»»
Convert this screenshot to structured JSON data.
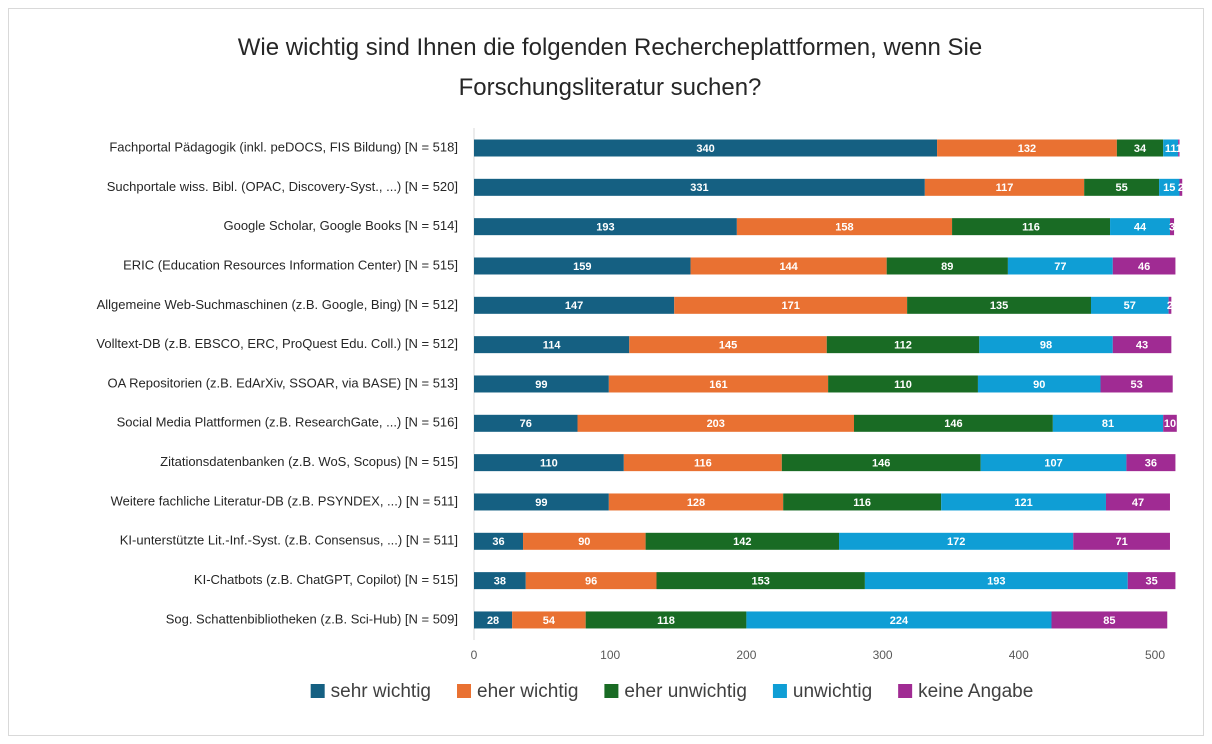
{
  "chart_data": {
    "type": "stacked_barh",
    "title": "Wie wichtig sind Ihnen die folgenden Rechercheplattformen, wenn Sie Forschungsliteratur suchen?",
    "categories": [
      "Fachportal Pädagogik (inkl. peDOCS, FIS Bildung) [N = 518]",
      "Suchportale wiss. Bibl. (OPAC, Discovery-Syst., ...) [N = 520]",
      "Google Scholar, Google Books [N = 514]",
      "ERIC (Education Resources Information Center) [N = 515]",
      "Allgemeine Web-Suchmaschinen (z.B. Google, Bing) [N = 512]",
      "Volltext-DB (z.B. EBSCO, ERC, ProQuest Edu. Coll.) [N = 512]",
      "OA Repositorien (z.B. EdArXiv, SSOAR, via BASE) [N = 513]",
      "Social Media Plattformen (z.B. ResearchGate, ...) [N = 516]",
      "Zitationsdatenbanken (z.B. WoS, Scopus) [N = 515]",
      "Weitere fachliche Literatur-DB (z.B. PSYNDEX, ...) [N = 511]",
      "KI-unterstützte Lit.-Inf.-Syst. (z.B. Consensus, ...) [N = 511]",
      "KI-Chatbots (z.B. ChatGPT, Copilot) [N = 515]",
      "Sog. Schattenbibliotheken (z.B. Sci-Hub) [N = 509]"
    ],
    "series": [
      {
        "name": "sehr wichtig",
        "color": "#156082",
        "values": [
          340,
          331,
          193,
          159,
          147,
          114,
          99,
          76,
          110,
          99,
          36,
          38,
          28
        ]
      },
      {
        "name": "eher wichtig",
        "color": "#E97132",
        "values": [
          132,
          117,
          158,
          144,
          171,
          145,
          161,
          203,
          116,
          128,
          90,
          96,
          54
        ]
      },
      {
        "name": "eher unwichtig",
        "color": "#196B24",
        "values": [
          34,
          55,
          116,
          89,
          135,
          112,
          110,
          146,
          146,
          116,
          142,
          153,
          118
        ]
      },
      {
        "name": "unwichtig",
        "color": "#0F9ED5",
        "values": [
          11,
          15,
          44,
          77,
          57,
          98,
          90,
          81,
          107,
          121,
          172,
          193,
          224
        ]
      },
      {
        "name": "keine Angabe",
        "color": "#A02B93",
        "values": [
          1,
          2,
          3,
          46,
          2,
          43,
          53,
          10,
          36,
          47,
          71,
          35,
          85
        ]
      }
    ],
    "xlim": [
      0,
      520
    ],
    "xticks": [
      0,
      100,
      200,
      300,
      400,
      500
    ],
    "legend": "bottom"
  }
}
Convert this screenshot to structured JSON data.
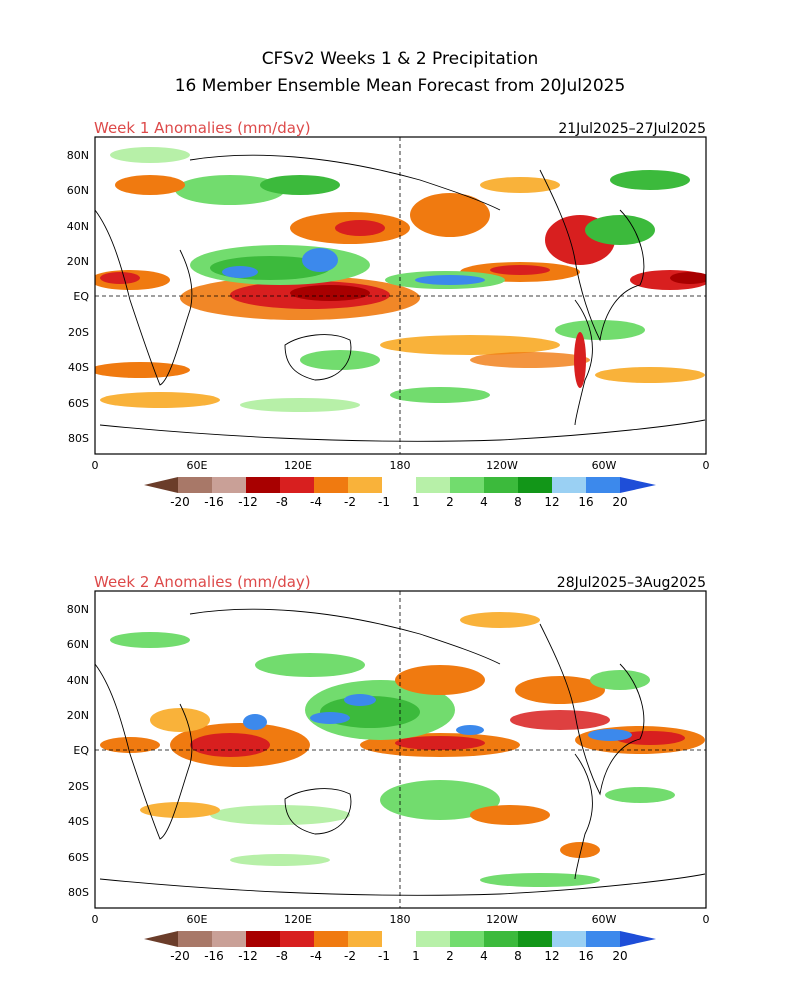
{
  "figure": {
    "title_line1": "CFSv2 Weeks 1 & 2 Precipitation",
    "title_line2": "16 Member Ensemble Mean Forecast from 20Jul2025"
  },
  "colors": {
    "dry": [
      "#6b3d2a",
      "#a87868",
      "#c9a097",
      "#a80000",
      "#d81f1f",
      "#f07a10",
      "#f9b23a"
    ],
    "neutral": "#ffffff",
    "wet": [
      "#b7f0a8",
      "#72dc6e",
      "#3cba3c",
      "#129618",
      "#9ad0f3",
      "#3c89ec",
      "#1e4ed8"
    ],
    "title_red": "#dd4a4a"
  },
  "panels": [
    {
      "title": "Week 1 Anomalies (mm/day)",
      "dates": "21Jul2025–27Jul2025",
      "lat_labels": [
        "80N",
        "60N",
        "40N",
        "20N",
        "EQ",
        "20S",
        "40S",
        "60S",
        "80S"
      ],
      "lon_labels": [
        "0",
        "60E",
        "120E",
        "180",
        "120W",
        "60W",
        "0"
      ]
    },
    {
      "title": "Week 2 Anomalies (mm/day)",
      "dates": "28Jul2025–3Aug2025",
      "lat_labels": [
        "80N",
        "60N",
        "40N",
        "20N",
        "EQ",
        "20S",
        "40S",
        "60S",
        "80S"
      ],
      "lon_labels": [
        "0",
        "60E",
        "120E",
        "180",
        "120W",
        "60W",
        "0"
      ]
    }
  ],
  "colorbar_labels": [
    "-20",
    "-16",
    "-12",
    "-8",
    "-4",
    "-2",
    "-1",
    "1",
    "2",
    "4",
    "8",
    "12",
    "16",
    "20"
  ]
}
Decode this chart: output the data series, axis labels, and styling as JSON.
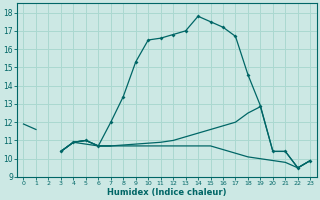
{
  "xlabel": "Humidex (Indice chaleur)",
  "bg_color": "#cce8e4",
  "grid_color": "#aad8d0",
  "line_color": "#006666",
  "xlim": [
    -0.5,
    23.5
  ],
  "ylim": [
    9,
    18.5
  ],
  "xticks": [
    0,
    1,
    2,
    3,
    4,
    5,
    6,
    7,
    8,
    9,
    10,
    11,
    12,
    13,
    14,
    15,
    16,
    17,
    18,
    19,
    20,
    21,
    22,
    23
  ],
  "yticks": [
    9,
    10,
    11,
    12,
    13,
    14,
    15,
    16,
    17,
    18
  ],
  "series0_x": [
    0,
    1,
    2,
    3,
    4,
    5,
    6,
    7
  ],
  "series0_y": [
    11.9,
    11.6,
    null,
    10.4,
    10.9,
    10.8,
    10.7,
    10.7
  ],
  "series1_x": [
    3,
    4,
    5,
    6,
    7,
    8,
    9,
    10,
    11,
    12,
    13,
    14,
    15,
    16,
    17,
    18,
    19,
    20,
    21,
    22,
    23
  ],
  "series1_y": [
    10.4,
    10.9,
    11.0,
    10.7,
    12.0,
    13.4,
    15.3,
    16.5,
    16.6,
    16.8,
    17.0,
    17.8,
    17.5,
    17.2,
    16.7,
    14.6,
    12.9,
    10.4,
    10.4,
    9.5,
    9.9
  ],
  "series2_x": [
    3,
    4,
    5,
    6,
    7,
    8,
    9,
    10,
    11,
    12,
    13,
    14,
    15,
    16,
    17,
    18,
    19,
    20,
    21,
    22,
    23
  ],
  "series2_y": [
    10.4,
    10.9,
    11.0,
    10.7,
    10.7,
    10.75,
    10.8,
    10.85,
    10.9,
    11.0,
    11.2,
    11.4,
    11.6,
    11.8,
    12.0,
    12.5,
    12.85,
    10.4,
    10.4,
    9.5,
    9.9
  ],
  "series3_x": [
    3,
    4,
    5,
    6,
    7,
    8,
    9,
    10,
    11,
    12,
    13,
    14,
    15,
    16,
    17,
    18,
    19,
    20,
    21,
    22,
    23
  ],
  "series3_y": [
    10.4,
    10.9,
    11.0,
    10.7,
    10.7,
    10.7,
    10.7,
    10.7,
    10.7,
    10.7,
    10.7,
    10.7,
    10.7,
    10.5,
    10.3,
    10.1,
    10.0,
    9.9,
    9.8,
    9.5,
    9.9
  ]
}
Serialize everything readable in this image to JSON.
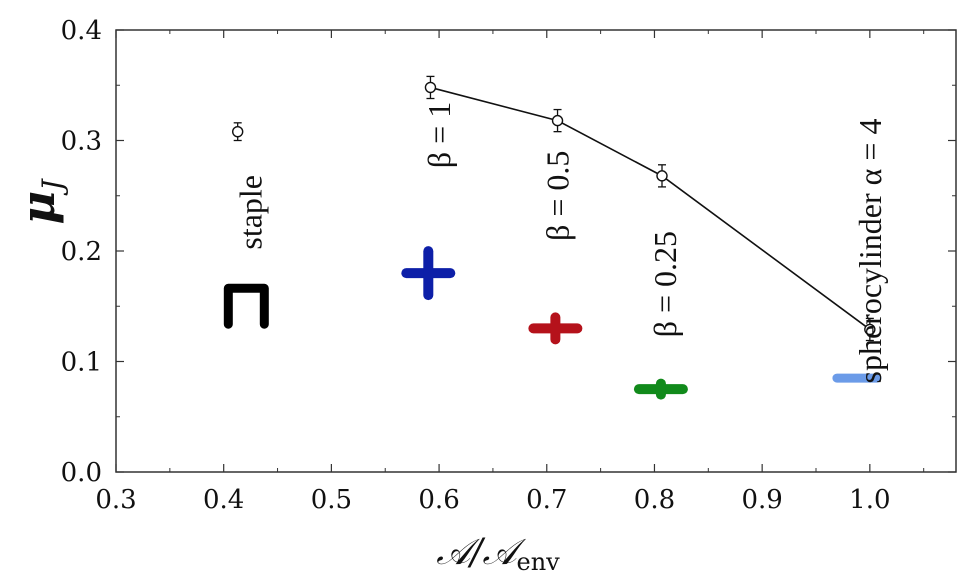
««
WHAT THE TASK ASKS: Repeat the data exactly, dropping every picture it holds.

SOLUTION TO THIS PROBLEM:
Convert this screenshot to structured JSON data.
{
  "chart_data": {
    "type": "stacked_barh",
    "title": "Wie wichtig sind Ihnen die folgenden Rechercheplattformen, wenn Sie Forschungsliteratur suchen?",
    "categories": [
      "Fachportal Pädagogik (inkl. peDOCS, FIS Bildung) [N = 518]",
      "Suchportale wiss. Bibl. (OPAC, Discovery-Syst., ...) [N = 520]",
      "Google Scholar, Google Books [N = 514]",
      "ERIC (Education Resources Information Center) [N = 515]",
      "Allgemeine Web-Suchmaschinen (z.B. Google, Bing) [N = 512]",
      "Volltext-DB (z.B. EBSCO, ERC, ProQuest Edu. Coll.) [N = 512]",
      "OA Repositorien (z.B. EdArXiv, SSOAR, via BASE) [N = 513]",
      "Social Media Plattformen (z.B. ResearchGate, ...) [N = 516]",
      "Zitationsdatenbanken (z.B. WoS, Scopus) [N = 515]",
      "Weitere fachliche Literatur-DB (z.B. PSYNDEX, ...) [N = 511]",
      "KI-unterstützte Lit.-Inf.-Syst. (z.B. Consensus, ...) [N = 511]",
      "KI-Chatbots (z.B. ChatGPT, Copilot) [N = 515]",
      "Sog. Schattenbibliotheken (z.B. Sci-Hub) [N = 509]"
    ],
    "series": [
      {
        "name": "sehr wichtig",
        "color": "#156082",
        "values": [
          340,
          331,
          193,
          159,
          147,
          114,
          99,
          76,
          110,
          99,
          36,
          38,
          28
        ]
      },
      {
        "name": "eher wichtig",
        "color": "#E97132",
        "values": [
          132,
          117,
          158,
          144,
          171,
          145,
          161,
          203,
          116,
          128,
          90,
          96,
          54
        ]
      },
      {
        "name": "eher unwichtig",
        "color": "#196B24",
        "values": [
          34,
          55,
          116,
          89,
          135,
          112,
          110,
          146,
          146,
          116,
          142,
          153,
          118
        ]
      },
      {
        "name": "unwichtig",
        "color": "#0F9ED5",
        "values": [
          11,
          15,
          44,
          77,
          57,
          98,
          90,
          81,
          107,
          121,
          172,
          193,
          224
        ]
      },
      {
        "name": "keine Angabe",
        "color": "#A02B93",
        "values": [
          1,
          2,
          3,
          46,
          2,
          43,
          53,
          10,
          36,
          47,
          71,
          35,
          85
        ]
      }
    ],
    "xlim": [
      0,
      520
    ],
    "xticks": [
      0,
      100,
      200,
      300,
      400,
      500
    ],
    "legend": "bottom"
  }
}
Convert this screenshot to structured JSON data.
{
  "figure": {
    "title_line1": "CFSv2 Weeks 1 & 2 Precipitation",
    "title_line2": "16 Member Ensemble Mean Forecast from 20Jul2025"
  },
  "colors": {
    "dry": [
      "#6b3d2a",
      "#a87868",
      "#c9a097",
      "#a80000",
      "#d81f1f",
      "#f07a10",
      "#f9b23a"
    ],
    "neutral": "#ffffff",
    "wet": [
      "#b7f0a8",
      "#72dc6e",
      "#3cba3c",
      "#129618",
      "#9ad0f3",
      "#3c89ec",
      "#1e4ed8"
    ],
    "title_red": "#dd4a4a"
  },
  "panels": [
    {
      "title": "Week 1 Anomalies (mm/day)",
      "dates": "21Jul2025–27Jul2025",
      "lat_labels": [
        "80N",
        "60N",
        "40N",
        "20N",
        "EQ",
        "20S",
        "40S",
        "60S",
        "80S"
      ],
      "lon_labels": [
        "0",
        "60E",
        "120E",
        "180",
        "120W",
        "60W",
        "0"
      ]
    },
    {
      "title": "Week 2 Anomalies (mm/day)",
      "dates": "28Jul2025–3Aug2025",
      "lat_labels": [
        "80N",
        "60N",
        "40N",
        "20N",
        "EQ",
        "20S",
        "40S",
        "60S",
        "80S"
      ],
      "lon_labels": [
        "0",
        "60E",
        "120E",
        "180",
        "120W",
        "60W",
        "0"
      ]
    }
  ],
  "colorbar_labels": [
    "-20",
    "-16",
    "-12",
    "-8",
    "-4",
    "-2",
    "-1",
    "1",
    "2",
    "4",
    "8",
    "12",
    "16",
    "20"
  ]
}
Decode this chart: output the data series, axis labels, and styling as JSON.
{
  "xlabel": "Humidex (Indice chaleur)",
  "bg_color": "#cce8e4",
  "grid_color": "#aad8d0",
  "line_color": "#006666",
  "xlim": [
    -0.5,
    23.5
  ],
  "ylim": [
    9,
    18.5
  ],
  "xticks": [
    0,
    1,
    2,
    3,
    4,
    5,
    6,
    7,
    8,
    9,
    10,
    11,
    12,
    13,
    14,
    15,
    16,
    17,
    18,
    19,
    20,
    21,
    22,
    23
  ],
  "yticks": [
    9,
    10,
    11,
    12,
    13,
    14,
    15,
    16,
    17,
    18
  ],
  "series0_x": [
    0,
    1,
    2,
    3,
    4,
    5,
    6,
    7
  ],
  "series0_y": [
    11.9,
    11.6,
    null,
    10.4,
    10.9,
    10.8,
    10.7,
    10.7
  ],
  "series1_x": [
    3,
    4,
    5,
    6,
    7,
    8,
    9,
    10,
    11,
    12,
    13,
    14,
    15,
    16,
    17,
    18,
    19,
    20,
    21,
    22,
    23
  ],
  "series1_y": [
    10.4,
    10.9,
    11.0,
    10.7,
    12.0,
    13.4,
    15.3,
    16.5,
    16.6,
    16.8,
    17.0,
    17.8,
    17.5,
    17.2,
    16.7,
    14.6,
    12.9,
    10.4,
    10.4,
    9.5,
    9.9
  ],
  "series2_x": [
    3,
    4,
    5,
    6,
    7,
    8,
    9,
    10,
    11,
    12,
    13,
    14,
    15,
    16,
    17,
    18,
    19,
    20,
    21,
    22,
    23
  ],
  "series2_y": [
    10.4,
    10.9,
    11.0,
    10.7,
    10.7,
    10.75,
    10.8,
    10.85,
    10.9,
    11.0,
    11.2,
    11.4,
    11.6,
    11.8,
    12.0,
    12.5,
    12.85,
    10.4,
    10.4,
    9.5,
    9.9
  ],
  "series3_x": [
    3,
    4,
    5,
    6,
    7,
    8,
    9,
    10,
    11,
    12,
    13,
    14,
    15,
    16,
    17,
    18,
    19,
    20,
    21,
    22,
    23
  ],
  "series3_y": [
    10.4,
    10.9,
    11.0,
    10.7,
    10.7,
    10.7,
    10.7,
    10.7,
    10.7,
    10.7,
    10.7,
    10.7,
    10.7,
    10.5,
    10.3,
    10.1,
    10.0,
    9.9,
    9.8,
    9.5,
    9.9
  ]
}
Serialize everything readable in this image to JSON.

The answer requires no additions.